In [54]:
import numpy as np

### Decision Tree Classifier Task

We are provided with a toy dataset that classifies drinks into three categories: **Wine**, **Beer**, and **Whiskey**. The classification is based on three features:

1. **Alcohol Content (%)**
2. **Sugar Content (g/L)**
3. **Color** (0: light, 1: dark)

Our goal is to build a **Decision Tree Classifier** that predicts the type of drink given its features.

#### Toy Dataset:
| Alcohol Content (%) | Sugar (g/L) | Color (0: light, 1: dark) | Drink Type |
|----------------------|-------------|---------------------------|------------|
| 12.0                | 1.5         | 1                         | Wine       |
| 5.0                 | 2.0         | 0                         | Beer       |
| 40.0                | 0.0         | 1                         | Whiskey    |
| 13.5                | 1.2         | 1                         | Wine       |
| 4.5                 | 1.8         | 0                         | Beer       |
| 38.0                | 0.1         | 1                         | Whiskey    |
| 11.5                | 1.7         | 1                         | Wine       |
| 5.5                 | 2.3         | 0                         | Beer       |

In [55]:
# Sample dataset
data = [
    [12.0, 1.5, 1, 'Wine'],
    [5.0, 2.0, 0, 'Beer'],
    [40.0, 0.0, 1, 'Whiskey'],
    [13.5, 1.2, 1, 'Wine'],
    [4.5, 1.8, 0, 'Beer'],
    [38.0, 0.1, 1, 'Whiskey'],
    [11.5, 1.7, 1, 'Wine'],
    [5.5, 2.3, 0, 'Beer']
]

# Map string labels to integers for processing
label_map = {'Wine': 0, 'Beer': 1, 'Whiskey': 2}

# Replace label strings with corresponding integers
for row in data:
    row[3] = label_map[row[3]]

# Convert list of lists to NumPy array with float values
data = np.array(data, dtype=float)
++++++++
* **Directive**:
In the decision tree notebook, which integer does the label map assign to Whiskey?
++++++++
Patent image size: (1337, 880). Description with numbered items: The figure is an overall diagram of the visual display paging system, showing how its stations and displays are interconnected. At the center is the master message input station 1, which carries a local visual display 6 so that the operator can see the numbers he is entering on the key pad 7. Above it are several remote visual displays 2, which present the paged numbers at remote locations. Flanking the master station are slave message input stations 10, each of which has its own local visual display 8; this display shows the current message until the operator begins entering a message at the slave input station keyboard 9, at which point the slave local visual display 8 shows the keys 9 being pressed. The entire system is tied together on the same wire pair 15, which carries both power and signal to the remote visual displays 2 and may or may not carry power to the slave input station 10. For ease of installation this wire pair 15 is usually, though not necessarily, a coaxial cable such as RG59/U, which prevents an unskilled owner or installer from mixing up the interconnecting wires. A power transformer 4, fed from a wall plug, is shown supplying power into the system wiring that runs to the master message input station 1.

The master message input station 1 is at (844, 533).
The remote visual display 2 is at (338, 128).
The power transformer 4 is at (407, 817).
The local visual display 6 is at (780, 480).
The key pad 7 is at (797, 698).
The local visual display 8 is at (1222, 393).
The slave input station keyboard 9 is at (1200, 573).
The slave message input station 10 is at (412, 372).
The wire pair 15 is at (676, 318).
++++++++
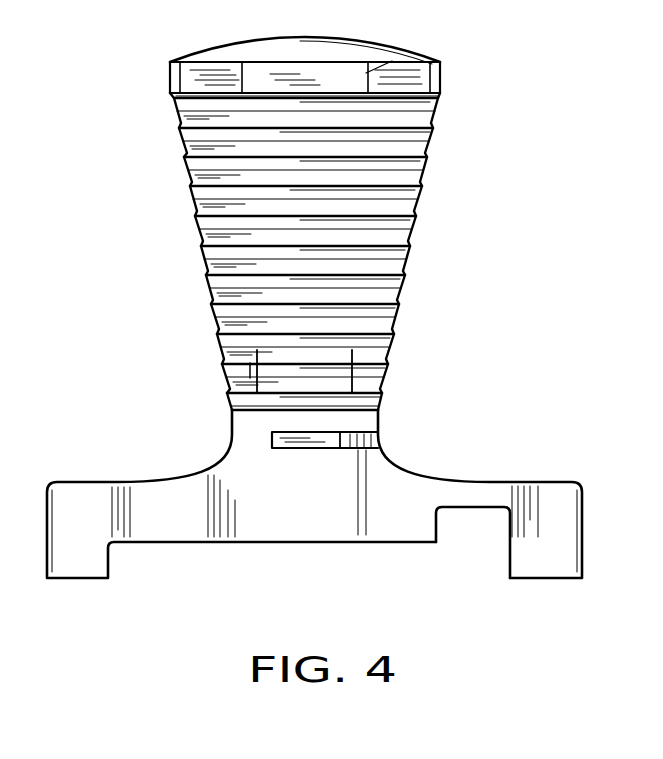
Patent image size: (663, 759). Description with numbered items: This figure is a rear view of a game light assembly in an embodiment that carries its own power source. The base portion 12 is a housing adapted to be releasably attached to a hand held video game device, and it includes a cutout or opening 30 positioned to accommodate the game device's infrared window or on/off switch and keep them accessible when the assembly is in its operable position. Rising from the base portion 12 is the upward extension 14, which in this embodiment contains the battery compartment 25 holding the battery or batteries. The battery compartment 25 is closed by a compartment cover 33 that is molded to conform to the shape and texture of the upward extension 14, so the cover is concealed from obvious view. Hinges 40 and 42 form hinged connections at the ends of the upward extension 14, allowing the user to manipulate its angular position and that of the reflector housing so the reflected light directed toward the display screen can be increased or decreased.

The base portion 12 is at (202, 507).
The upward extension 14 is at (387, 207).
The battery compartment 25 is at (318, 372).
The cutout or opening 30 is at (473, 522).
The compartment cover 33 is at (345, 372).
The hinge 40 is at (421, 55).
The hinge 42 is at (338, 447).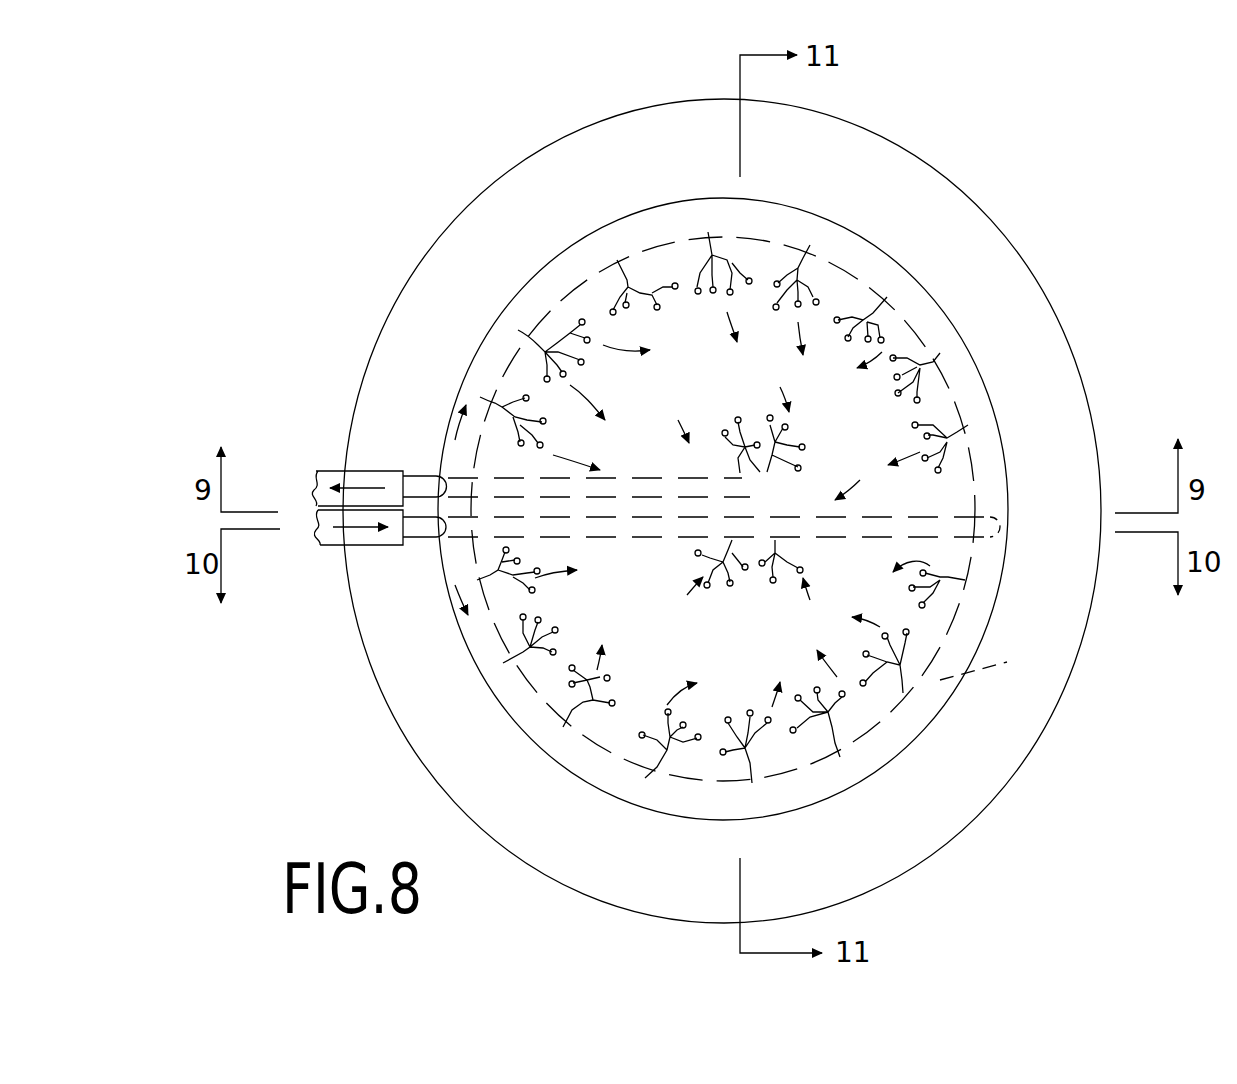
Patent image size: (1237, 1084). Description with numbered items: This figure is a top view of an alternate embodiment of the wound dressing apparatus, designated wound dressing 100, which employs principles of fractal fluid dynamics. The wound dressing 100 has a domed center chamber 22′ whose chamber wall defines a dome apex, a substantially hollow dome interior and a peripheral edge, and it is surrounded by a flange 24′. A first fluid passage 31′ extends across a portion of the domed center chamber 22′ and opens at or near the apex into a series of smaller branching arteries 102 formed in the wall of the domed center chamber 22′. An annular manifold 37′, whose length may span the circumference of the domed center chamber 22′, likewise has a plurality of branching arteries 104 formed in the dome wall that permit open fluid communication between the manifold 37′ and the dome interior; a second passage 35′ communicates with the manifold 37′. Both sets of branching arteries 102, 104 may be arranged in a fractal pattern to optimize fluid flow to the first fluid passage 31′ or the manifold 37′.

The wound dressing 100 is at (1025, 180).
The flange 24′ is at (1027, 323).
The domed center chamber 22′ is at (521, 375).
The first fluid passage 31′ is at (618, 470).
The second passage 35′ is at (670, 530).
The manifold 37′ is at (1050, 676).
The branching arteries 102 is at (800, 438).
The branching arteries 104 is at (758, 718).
++++++++
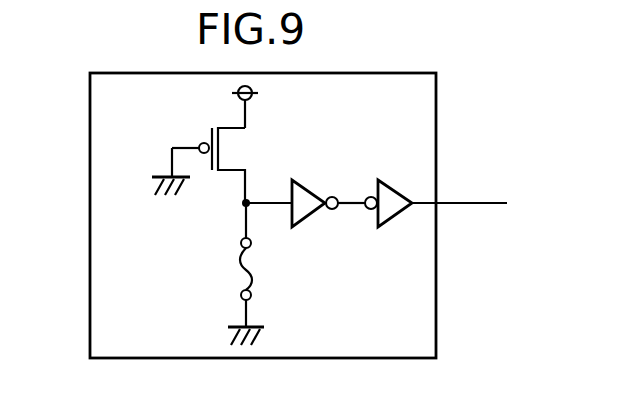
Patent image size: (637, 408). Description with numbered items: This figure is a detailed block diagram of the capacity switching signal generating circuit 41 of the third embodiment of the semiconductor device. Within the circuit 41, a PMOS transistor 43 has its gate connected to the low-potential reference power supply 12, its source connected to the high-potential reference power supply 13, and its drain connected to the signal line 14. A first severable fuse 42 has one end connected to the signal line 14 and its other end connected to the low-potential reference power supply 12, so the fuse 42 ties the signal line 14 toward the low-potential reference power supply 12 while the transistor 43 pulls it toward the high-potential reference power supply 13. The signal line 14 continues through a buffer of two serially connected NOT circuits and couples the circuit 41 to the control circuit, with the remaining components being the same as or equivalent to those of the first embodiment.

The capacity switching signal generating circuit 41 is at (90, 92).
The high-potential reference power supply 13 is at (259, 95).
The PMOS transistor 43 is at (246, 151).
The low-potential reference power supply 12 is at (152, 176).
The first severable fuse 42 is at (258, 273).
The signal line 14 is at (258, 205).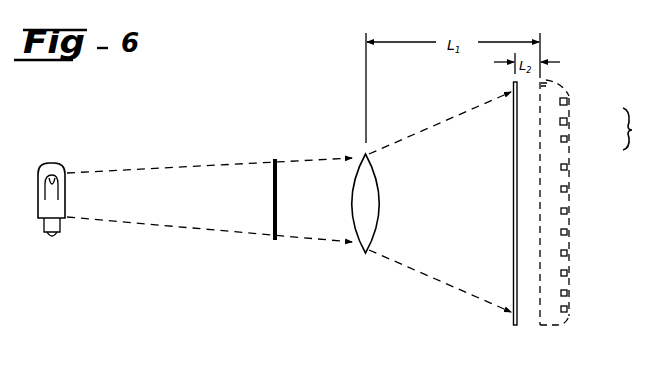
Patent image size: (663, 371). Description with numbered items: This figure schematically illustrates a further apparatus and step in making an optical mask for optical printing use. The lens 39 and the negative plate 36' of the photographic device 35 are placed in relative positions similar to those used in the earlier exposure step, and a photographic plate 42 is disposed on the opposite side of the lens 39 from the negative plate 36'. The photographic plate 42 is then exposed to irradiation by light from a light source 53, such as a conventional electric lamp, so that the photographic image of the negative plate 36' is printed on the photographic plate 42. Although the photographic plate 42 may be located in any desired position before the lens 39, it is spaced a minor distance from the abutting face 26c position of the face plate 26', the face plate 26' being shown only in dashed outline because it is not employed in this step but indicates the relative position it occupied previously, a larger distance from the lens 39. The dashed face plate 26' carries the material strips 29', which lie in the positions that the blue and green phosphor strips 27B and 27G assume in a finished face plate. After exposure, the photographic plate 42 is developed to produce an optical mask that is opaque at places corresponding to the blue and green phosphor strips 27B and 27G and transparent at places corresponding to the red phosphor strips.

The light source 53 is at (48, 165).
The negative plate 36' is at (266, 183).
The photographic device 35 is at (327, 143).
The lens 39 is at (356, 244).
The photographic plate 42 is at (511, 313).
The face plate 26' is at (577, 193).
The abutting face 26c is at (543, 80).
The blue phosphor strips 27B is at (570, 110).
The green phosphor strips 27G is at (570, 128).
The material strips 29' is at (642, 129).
++++++++
* **Full output**:
2